Input data Block Start
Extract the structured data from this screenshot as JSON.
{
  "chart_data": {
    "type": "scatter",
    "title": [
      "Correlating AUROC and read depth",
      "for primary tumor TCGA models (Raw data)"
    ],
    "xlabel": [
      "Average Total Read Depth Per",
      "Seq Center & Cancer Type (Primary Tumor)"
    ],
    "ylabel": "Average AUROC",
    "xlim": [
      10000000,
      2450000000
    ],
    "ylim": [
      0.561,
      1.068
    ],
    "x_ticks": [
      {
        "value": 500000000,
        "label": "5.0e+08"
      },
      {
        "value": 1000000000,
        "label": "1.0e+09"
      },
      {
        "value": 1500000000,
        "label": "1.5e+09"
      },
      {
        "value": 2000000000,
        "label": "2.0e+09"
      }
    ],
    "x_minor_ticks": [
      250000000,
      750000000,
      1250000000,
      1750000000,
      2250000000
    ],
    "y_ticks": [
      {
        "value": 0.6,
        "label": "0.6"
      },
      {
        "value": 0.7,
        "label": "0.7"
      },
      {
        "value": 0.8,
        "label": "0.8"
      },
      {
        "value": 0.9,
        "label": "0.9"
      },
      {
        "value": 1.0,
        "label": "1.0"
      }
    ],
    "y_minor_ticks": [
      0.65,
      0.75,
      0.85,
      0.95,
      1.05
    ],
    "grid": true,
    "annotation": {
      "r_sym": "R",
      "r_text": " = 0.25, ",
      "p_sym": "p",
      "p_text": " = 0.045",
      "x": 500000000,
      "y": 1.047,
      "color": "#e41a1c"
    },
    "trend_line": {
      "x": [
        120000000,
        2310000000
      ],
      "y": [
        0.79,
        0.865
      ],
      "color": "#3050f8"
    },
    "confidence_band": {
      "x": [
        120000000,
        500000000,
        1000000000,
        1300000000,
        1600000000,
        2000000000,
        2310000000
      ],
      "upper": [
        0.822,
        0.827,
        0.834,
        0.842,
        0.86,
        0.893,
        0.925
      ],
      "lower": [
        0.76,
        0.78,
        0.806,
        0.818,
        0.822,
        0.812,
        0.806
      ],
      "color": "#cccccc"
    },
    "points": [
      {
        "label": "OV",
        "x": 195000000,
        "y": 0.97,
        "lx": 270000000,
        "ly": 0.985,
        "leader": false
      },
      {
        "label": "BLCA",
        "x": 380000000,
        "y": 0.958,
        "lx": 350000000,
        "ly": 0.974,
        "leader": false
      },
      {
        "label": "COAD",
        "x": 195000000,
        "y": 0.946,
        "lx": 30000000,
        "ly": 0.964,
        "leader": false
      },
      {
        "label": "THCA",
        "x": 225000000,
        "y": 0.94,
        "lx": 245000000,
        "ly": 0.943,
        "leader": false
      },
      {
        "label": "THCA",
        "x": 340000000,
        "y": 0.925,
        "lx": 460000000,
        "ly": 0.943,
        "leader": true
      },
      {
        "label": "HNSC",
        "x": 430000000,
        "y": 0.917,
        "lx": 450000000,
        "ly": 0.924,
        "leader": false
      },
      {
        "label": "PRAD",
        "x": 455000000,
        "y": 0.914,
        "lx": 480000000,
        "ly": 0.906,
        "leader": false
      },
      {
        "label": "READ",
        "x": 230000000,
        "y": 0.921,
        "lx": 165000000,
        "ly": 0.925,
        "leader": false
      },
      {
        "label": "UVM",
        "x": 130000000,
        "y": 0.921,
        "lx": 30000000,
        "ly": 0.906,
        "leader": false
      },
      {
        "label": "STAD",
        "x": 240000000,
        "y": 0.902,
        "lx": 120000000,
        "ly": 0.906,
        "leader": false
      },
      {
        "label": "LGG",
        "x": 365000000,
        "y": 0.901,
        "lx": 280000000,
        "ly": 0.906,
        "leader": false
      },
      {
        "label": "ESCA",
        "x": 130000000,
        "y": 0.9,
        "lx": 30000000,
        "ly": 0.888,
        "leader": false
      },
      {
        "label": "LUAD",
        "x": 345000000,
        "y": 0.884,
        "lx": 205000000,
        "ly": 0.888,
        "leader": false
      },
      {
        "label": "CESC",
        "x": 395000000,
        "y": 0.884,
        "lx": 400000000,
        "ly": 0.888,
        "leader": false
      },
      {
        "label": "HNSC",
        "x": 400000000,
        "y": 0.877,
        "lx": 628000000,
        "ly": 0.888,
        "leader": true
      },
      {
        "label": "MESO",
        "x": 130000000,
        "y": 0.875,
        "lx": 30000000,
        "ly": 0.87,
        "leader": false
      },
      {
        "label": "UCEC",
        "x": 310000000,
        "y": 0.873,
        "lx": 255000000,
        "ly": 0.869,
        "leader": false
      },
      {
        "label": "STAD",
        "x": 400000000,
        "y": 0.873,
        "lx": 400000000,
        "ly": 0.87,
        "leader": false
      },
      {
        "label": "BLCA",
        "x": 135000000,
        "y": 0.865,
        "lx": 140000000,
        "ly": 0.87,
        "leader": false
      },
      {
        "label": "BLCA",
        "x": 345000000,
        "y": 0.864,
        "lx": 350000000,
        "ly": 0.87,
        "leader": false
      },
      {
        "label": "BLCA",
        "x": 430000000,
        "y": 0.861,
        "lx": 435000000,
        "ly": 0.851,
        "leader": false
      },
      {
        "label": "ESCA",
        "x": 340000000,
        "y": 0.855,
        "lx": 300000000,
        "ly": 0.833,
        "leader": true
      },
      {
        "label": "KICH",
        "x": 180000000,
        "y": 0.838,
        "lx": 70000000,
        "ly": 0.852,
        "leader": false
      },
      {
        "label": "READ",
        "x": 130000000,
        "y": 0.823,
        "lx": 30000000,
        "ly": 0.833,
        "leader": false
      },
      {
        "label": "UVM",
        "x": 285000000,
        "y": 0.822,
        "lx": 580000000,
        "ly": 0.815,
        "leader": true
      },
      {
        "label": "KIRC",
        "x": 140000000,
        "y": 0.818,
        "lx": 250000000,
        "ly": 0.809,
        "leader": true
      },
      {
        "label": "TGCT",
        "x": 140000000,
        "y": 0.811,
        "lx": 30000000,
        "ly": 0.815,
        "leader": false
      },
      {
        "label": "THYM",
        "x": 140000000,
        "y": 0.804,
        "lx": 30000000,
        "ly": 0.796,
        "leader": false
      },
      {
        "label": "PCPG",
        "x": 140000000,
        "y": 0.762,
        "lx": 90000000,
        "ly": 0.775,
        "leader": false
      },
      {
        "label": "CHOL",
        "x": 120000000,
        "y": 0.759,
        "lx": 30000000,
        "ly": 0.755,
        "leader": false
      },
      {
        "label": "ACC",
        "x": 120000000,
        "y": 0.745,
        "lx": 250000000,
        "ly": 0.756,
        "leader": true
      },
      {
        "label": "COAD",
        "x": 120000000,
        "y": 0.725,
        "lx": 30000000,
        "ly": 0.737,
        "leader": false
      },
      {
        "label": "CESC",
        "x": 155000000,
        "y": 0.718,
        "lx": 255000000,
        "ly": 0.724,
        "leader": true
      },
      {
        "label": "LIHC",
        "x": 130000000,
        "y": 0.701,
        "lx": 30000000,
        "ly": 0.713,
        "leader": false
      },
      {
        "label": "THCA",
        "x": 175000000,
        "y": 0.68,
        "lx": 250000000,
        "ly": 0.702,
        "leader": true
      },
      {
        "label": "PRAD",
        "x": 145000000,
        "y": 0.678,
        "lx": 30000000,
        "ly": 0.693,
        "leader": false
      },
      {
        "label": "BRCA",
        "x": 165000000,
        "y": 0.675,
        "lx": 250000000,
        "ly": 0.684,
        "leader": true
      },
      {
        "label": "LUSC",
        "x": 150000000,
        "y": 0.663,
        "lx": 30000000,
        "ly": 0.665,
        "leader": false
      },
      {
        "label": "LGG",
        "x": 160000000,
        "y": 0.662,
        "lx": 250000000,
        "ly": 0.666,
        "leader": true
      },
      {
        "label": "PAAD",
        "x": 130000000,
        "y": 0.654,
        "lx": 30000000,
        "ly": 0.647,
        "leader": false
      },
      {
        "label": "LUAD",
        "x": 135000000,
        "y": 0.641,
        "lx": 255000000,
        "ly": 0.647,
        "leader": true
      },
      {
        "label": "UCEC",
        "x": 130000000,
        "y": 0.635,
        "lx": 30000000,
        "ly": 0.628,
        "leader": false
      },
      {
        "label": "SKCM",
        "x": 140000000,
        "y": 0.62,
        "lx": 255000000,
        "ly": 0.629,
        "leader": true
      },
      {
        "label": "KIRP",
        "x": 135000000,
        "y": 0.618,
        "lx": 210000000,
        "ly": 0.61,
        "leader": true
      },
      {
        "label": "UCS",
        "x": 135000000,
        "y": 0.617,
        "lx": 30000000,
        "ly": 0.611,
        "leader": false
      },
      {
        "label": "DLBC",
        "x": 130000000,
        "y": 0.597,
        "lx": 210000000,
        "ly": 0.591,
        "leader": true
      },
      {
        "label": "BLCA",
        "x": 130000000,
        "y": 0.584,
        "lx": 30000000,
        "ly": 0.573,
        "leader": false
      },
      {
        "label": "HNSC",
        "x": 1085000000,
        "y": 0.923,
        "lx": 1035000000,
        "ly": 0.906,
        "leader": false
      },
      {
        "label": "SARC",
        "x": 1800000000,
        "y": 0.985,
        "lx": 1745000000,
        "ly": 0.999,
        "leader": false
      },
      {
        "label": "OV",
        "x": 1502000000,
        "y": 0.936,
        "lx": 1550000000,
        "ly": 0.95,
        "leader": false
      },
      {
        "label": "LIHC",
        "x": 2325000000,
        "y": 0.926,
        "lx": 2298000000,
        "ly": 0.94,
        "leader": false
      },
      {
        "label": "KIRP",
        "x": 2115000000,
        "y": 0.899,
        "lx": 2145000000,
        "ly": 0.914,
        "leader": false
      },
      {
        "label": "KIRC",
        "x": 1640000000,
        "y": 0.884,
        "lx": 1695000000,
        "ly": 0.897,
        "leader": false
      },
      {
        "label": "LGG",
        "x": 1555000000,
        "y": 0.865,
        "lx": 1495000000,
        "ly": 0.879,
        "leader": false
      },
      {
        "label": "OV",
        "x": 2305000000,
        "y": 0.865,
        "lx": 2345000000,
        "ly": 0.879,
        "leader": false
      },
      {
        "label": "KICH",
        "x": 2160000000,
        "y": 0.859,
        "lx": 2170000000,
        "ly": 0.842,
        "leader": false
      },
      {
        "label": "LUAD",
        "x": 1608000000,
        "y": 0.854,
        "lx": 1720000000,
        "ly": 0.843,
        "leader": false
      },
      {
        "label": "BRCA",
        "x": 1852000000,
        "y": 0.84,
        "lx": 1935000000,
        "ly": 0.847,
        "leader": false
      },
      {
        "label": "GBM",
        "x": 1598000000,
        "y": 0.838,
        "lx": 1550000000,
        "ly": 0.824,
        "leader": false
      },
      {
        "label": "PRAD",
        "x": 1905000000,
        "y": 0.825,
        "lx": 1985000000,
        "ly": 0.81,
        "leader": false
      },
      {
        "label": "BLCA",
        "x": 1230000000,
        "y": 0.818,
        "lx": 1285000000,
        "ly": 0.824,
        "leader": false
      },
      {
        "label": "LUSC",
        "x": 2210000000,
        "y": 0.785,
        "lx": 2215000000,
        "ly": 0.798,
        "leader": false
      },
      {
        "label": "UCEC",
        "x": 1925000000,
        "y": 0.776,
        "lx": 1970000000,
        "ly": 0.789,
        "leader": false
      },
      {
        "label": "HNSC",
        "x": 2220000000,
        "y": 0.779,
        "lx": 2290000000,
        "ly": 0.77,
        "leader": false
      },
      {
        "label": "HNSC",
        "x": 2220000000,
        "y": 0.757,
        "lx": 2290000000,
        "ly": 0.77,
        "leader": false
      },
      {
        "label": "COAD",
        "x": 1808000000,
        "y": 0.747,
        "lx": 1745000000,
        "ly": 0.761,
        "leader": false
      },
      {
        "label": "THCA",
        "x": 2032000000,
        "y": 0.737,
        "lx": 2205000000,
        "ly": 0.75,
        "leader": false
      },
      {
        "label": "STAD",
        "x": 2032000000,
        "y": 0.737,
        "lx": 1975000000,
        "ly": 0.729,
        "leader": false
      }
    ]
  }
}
Input data Block End
### Exercise:
For each line in the entries that holds "Average", return that line.

### Result:
      "Average Total Read Depth Per",
    "ylabel": "Average AUROC",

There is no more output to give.